Brief
Take down each entry exactly as written.

Stored items:
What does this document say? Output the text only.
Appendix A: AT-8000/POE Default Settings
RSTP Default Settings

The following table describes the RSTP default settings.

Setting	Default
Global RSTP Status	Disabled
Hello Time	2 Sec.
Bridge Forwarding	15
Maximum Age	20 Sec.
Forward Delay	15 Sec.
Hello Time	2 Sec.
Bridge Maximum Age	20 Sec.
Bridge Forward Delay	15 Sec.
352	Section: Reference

Task solution
What does this document say? Output the text only.
Appendix A: AT-8000/POE Default Settings
RSTP Default Settings

The following table describes the RSTP default settings.

Setting	Default
Global RSTP Status	Disabled
Hello Time	2 Sec.
Bridge Forwarding	15
Maximum Age	20 Sec.
Forward Delay	15 Sec.
Hello Time	2 Sec.
Bridge Maximum Age	20 Sec.
Bridge Forward Delay	15 Sec.
352	Section: Reference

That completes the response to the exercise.